[start]

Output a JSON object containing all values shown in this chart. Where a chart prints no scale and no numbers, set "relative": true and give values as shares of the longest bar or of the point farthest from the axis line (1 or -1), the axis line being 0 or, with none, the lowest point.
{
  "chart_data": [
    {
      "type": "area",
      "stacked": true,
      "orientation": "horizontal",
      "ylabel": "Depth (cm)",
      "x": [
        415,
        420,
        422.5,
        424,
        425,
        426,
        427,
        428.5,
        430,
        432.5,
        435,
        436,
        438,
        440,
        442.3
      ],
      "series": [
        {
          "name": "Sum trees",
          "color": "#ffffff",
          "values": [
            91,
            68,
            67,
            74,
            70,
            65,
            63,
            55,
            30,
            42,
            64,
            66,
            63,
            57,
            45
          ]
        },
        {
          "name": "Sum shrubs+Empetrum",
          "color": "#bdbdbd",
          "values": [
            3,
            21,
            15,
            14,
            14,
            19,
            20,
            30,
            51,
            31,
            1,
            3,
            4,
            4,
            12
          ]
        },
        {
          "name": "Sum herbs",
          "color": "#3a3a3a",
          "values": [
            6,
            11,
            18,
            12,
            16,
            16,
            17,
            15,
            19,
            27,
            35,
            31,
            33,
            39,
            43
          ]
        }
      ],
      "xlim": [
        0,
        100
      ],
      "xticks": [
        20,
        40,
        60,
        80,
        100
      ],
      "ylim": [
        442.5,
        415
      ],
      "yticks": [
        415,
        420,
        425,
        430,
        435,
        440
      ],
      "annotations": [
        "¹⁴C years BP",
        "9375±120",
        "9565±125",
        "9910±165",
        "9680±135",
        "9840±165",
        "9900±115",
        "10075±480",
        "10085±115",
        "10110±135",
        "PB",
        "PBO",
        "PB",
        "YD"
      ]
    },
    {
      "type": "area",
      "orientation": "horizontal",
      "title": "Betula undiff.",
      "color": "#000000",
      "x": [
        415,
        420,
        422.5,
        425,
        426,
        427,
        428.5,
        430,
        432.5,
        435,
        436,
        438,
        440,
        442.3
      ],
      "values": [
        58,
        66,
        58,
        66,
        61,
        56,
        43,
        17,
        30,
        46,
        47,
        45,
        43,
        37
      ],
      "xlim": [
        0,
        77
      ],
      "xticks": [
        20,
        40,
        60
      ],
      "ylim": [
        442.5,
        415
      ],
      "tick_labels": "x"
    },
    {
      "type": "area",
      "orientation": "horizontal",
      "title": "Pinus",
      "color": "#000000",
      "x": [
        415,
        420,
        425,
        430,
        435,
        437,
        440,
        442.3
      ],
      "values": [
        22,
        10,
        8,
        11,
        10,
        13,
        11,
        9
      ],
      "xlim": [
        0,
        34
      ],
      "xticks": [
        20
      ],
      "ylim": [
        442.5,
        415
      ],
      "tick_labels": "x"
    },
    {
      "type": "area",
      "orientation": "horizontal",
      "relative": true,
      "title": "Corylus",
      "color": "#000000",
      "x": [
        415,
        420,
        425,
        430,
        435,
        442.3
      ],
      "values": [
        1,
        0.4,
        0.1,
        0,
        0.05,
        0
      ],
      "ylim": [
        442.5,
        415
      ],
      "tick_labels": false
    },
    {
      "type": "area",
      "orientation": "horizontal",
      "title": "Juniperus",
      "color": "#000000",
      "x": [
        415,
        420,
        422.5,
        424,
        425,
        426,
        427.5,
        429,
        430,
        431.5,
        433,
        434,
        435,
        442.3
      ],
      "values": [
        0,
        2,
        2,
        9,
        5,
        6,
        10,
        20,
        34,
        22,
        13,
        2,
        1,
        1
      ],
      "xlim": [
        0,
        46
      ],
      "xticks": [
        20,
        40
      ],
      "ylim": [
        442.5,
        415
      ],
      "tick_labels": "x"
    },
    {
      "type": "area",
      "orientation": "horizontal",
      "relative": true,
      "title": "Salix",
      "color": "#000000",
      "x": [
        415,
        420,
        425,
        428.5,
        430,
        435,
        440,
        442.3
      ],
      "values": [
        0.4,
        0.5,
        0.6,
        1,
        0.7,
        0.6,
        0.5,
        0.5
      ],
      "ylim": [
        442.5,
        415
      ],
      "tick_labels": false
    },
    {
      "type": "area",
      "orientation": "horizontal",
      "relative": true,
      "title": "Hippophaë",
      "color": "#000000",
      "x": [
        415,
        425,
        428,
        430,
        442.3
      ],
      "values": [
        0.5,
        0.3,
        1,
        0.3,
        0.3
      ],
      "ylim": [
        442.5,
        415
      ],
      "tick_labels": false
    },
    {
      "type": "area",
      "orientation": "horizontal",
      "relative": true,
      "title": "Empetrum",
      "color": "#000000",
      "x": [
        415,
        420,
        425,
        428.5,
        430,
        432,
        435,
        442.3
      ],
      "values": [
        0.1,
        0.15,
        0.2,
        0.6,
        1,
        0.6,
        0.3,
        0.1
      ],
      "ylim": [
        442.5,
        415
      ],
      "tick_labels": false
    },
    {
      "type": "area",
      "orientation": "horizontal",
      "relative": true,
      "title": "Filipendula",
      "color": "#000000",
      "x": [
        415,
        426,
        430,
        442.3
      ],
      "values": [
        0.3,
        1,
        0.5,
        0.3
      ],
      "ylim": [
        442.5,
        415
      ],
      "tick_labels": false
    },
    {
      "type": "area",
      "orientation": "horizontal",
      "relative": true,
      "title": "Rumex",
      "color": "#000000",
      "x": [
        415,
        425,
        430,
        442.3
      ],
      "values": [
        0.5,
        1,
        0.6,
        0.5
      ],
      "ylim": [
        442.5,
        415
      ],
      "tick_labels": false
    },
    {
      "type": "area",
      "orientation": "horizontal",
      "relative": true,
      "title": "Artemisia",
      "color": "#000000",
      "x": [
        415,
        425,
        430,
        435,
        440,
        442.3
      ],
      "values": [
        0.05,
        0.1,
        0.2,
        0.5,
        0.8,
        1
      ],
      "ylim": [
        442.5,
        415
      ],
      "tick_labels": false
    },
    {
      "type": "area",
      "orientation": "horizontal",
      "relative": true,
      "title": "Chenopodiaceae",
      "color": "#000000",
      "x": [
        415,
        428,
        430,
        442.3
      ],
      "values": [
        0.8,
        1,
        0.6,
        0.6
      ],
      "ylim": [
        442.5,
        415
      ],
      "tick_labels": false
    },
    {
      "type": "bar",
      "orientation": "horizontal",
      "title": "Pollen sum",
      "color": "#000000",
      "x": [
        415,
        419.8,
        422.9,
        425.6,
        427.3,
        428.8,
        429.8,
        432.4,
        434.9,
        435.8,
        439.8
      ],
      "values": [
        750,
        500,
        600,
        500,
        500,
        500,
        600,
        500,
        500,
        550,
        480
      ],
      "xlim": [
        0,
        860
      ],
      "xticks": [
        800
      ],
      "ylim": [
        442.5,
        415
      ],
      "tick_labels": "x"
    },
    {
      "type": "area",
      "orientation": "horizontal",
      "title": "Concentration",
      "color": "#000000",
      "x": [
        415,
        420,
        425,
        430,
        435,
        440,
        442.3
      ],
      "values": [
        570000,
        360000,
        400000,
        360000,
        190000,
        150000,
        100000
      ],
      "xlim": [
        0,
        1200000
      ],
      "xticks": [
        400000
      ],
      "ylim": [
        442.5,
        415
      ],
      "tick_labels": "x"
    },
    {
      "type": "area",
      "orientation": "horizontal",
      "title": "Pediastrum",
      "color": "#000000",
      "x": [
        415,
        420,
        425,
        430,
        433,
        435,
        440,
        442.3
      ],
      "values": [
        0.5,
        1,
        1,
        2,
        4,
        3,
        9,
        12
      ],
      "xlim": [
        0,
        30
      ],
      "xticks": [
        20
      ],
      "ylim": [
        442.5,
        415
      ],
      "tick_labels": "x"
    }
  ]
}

[end]

Goal:
Recite the full listing above exactly.

Answer:
Output a JSON object containing all values shown in this chart. Where a chart prints no scale and no numbers, set "relative": true and give values as shares of the longest bar or of the point farthest from the axis line (1 or -1), the axis line being 0 or, with none, the lowest point.
{
  "chart_data": [
    {
      "type": "area",
      "stacked": true,
      "orientation": "horizontal",
      "ylabel": "Depth (cm)",
      "x": [
        415,
        420,
        422.5,
        424,
        425,
        426,
        427,
        428.5,
        430,
        432.5,
        435,
        436,
        438,
        440,
        442.3
      ],
      "series": [
        {
          "name": "Sum trees",
          "color": "#ffffff",
          "values": [
            91,
            68,
            67,
            74,
            70,
            65,
            63,
            55,
            30,
            42,
            64,
            66,
            63,
            57,
            45
          ]
        },
        {
          "name": "Sum shrubs+Empetrum",
          "color": "#bdbdbd",
          "values": [
            3,
            21,
            15,
            14,
            14,
            19,
            20,
            30,
            51,
            31,
            1,
            3,
            4,
            4,
            12
          ]
        },
        {
          "name": "Sum herbs",
          "color": "#3a3a3a",
          "values": [
            6,
            11,
            18,
            12,
            16,
            16,
            17,
            15,
            19,
            27,
            35,
            31,
            33,
            39,
            43
          ]
        }
      ],
      "xlim": [
        0,
        100
      ],
      "xticks": [
        20,
        40,
        60,
        80,
        100
      ],
      "ylim": [
        442.5,
        415
      ],
      "yticks": [
        415,
        420,
        425,
        430,
        435,
        440
      ],
      "annotations": [
        "¹⁴C years BP",
        "9375±120",
        "9565±125",
        "9910±165",
        "9680±135",
        "9840±165",
        "9900±115",
        "10075±480",
        "10085±115",
        "10110±135",
        "PB",
        "PBO",
        "PB",
        "YD"
      ]
    },
    {
      "type": "area",
      "orientation": "horizontal",
      "title": "Betula undiff.",
      "color": "#000000",
      "x": [
        415,
        420,
        422.5,
        425,
        426,
        427,
        428.5,
        430,
        432.5,
        435,
        436,
        438,
        440,
        442.3
      ],
      "values": [
        58,
        66,
        58,
        66,
        61,
        56,
        43,
        17,
        30,
        46,
        47,
        45,
        43,
        37
      ],
      "xlim": [
        0,
        77
      ],
      "xticks": [
        20,
        40,
        60
      ],
      "ylim": [
        442.5,
        415
      ],
      "tick_labels": "x"
    },
    {
      "type": "area",
      "orientation": "horizontal",
      "title": "Pinus",
      "color": "#000000",
      "x": [
        415,
        420,
        425,
        430,
        435,
        437,
        440,
        442.3
      ],
      "values": [
        22,
        10,
        8,
        11,
        10,
        13,
        11,
        9
      ],
      "xlim": [
        0,
        34
      ],
      "xticks": [
        20
      ],
      "ylim": [
        442.5,
        415
      ],
      "tick_labels": "x"
    },
    {
      "type": "area",
      "orientation": "horizontal",
      "relative": true,
      "title": "Corylus",
      "color": "#000000",
      "x": [
        415,
        420,
        425,
        430,
        435,
        442.3
      ],
      "values": [
        1,
        0.4,
        0.1,
        0,
        0.05,
        0
      ],
      "ylim": [
        442.5,
        415
      ],
      "tick_labels": false
    },
    {
      "type": "area",
      "orientation": "horizontal",
      "title": "Juniperus",
      "color": "#000000",
      "x": [
        415,
        420,
        422.5,
        424,
        425,
        426,
        427.5,
        429,
        430,
        431.5,
        433,
        434,
        435,
        442.3
      ],
      "values": [
        0,
        2,
        2,
        9,
        5,
        6,
        10,
        20,
        34,
        22,
        13,
        2,
        1,
        1
      ],
      "xlim": [
        0,
        46
      ],
      "xticks": [
        20,
        40
      ],
      "ylim": [
        442.5,
        415
      ],
      "tick_labels": "x"
    },
    {
      "type": "area",
      "orientation": "horizontal",
      "relative": true,
      "title": "Salix",
      "color": "#000000",
      "x": [
        415,
        420,
        425,
        428.5,
        430,
        435,
        440,
        442.3
      ],
      "values": [
        0.4,
        0.5,
        0.6,
        1,
        0.7,
        0.6,
        0.5,
        0.5
      ],
      "ylim": [
        442.5,
        415
      ],
      "tick_labels": false
    },
    {
      "type": "area",
      "orientation": "horizontal",
      "relative": true,
      "title": "Hippophaë",
      "color": "#000000",
      "x": [
        415,
        425,
        428,
        430,
        442.3
      ],
      "values": [
        0.5,
        0.3,
        1,
        0.3,
        0.3
      ],
      "ylim": [
        442.5,
        415
      ],
      "tick_labels": false
    },
    {
      "type": "area",
      "orientation": "horizontal",
      "relative": true,
      "title": "Empetrum",
      "color": "#000000",
      "x": [
        415,
        420,
        425,
        428.5,
        430,
        432,
        435,
        442.3
      ],
      "values": [
        0.1,
        0.15,
        0.2,
        0.6,
        1,
        0.6,
        0.3,
        0.1
      ],
      "ylim": [
        442.5,
        415
      ],
      "tick_labels": false
    },
    {
      "type": "area",
      "orientation": "horizontal",
      "relative": true,
      "title": "Filipendula",
      "color": "#000000",
      "x": [
        415,
        426,
        430,
        442.3
      ],
      "values": [
        0.3,
        1,
        0.5,
        0.3
      ],
      "ylim": [
        442.5,
        415
      ],
      "tick_labels": false
    },
    {
      "type": "area",
      "orientation": "horizontal",
      "relative": true,
      "title": "Rumex",
      "color": "#000000",
      "x": [
        415,
        425,
        430,
        442.3
      ],
      "values": [
        0.5,
        1,
        0.6,
        0.5
      ],
      "ylim": [
        442.5,
        415
      ],
      "tick_labels": false
    },
    {
      "type": "area",
      "orientation": "horizontal",
      "relative": true,
      "title": "Artemisia",
      "color": "#000000",
      "x": [
        415,
        425,
        430,
        435,
        440,
        442.3
      ],
      "values": [
        0.05,
        0.1,
        0.2,
        0.5,
        0.8,
        1
      ],
      "ylim": [
        442.5,
        415
      ],
      "tick_labels": false
    },
    {
      "type": "area",
      "orientation": "horizontal",
      "relative": true,
      "title": "Chenopodiaceae",
      "color": "#000000",
      "x": [
        415,
        428,
        430,
        442.3
      ],
      "values": [
        0.8,
        1,
        0.6,
        0.6
      ],
      "ylim": [
        442.5,
        415
      ],
      "tick_labels": false
    },
    {
      "type": "bar",
      "orientation": "horizontal",
      "title": "Pollen sum",
      "color": "#000000",
      "x": [
        415,
        419.8,
        422.9,
        425.6,
        427.3,
        428.8,
        429.8,
        432.4,
        434.9,
        435.8,
        439.8
      ],
      "values": [
        750,
        500,
        600,
        500,
        500,
        500,
        600,
        500,
        500,
        550,
        480
      ],
      "xlim": [
        0,
        860
      ],
      "xticks": [
        800
      ],
      "ylim": [
        442.5,
        415
      ],
      "tick_labels": "x"
    },
    {
      "type": "area",
      "orientation": "horizontal",
      "title": "Concentration",
      "color": "#000000",
      "x": [
        415,
        420,
        425,
        430,
        435,
        440,
        442.3
      ],
      "values": [
        570000,
        360000,
        400000,
        360000,
        190000,
        150000,
        100000
      ],
      "xlim": [
        0,
        1200000
      ],
      "xticks": [
        400000
      ],
      "ylim": [
        442.5,
        415
      ],
      "tick_labels": "x"
    },
    {
      "type": "area",
      "orientation": "horizontal",
      "title": "Pediastrum",
      "color": "#000000",
      "x": [
        415,
        420,
        425,
        430,
        433,
        435,
        440,
        442.3
      ],
      "values": [
        0.5,
        1,
        1,
        2,
        4,
        3,
        9,
        12
      ],
      "xlim": [
        0,
        30
      ],
      "xticks": [
        20
      ],
      "ylim": [
        442.5,
        415
      ],
      "tick_labels": "x"
    }
  ]
}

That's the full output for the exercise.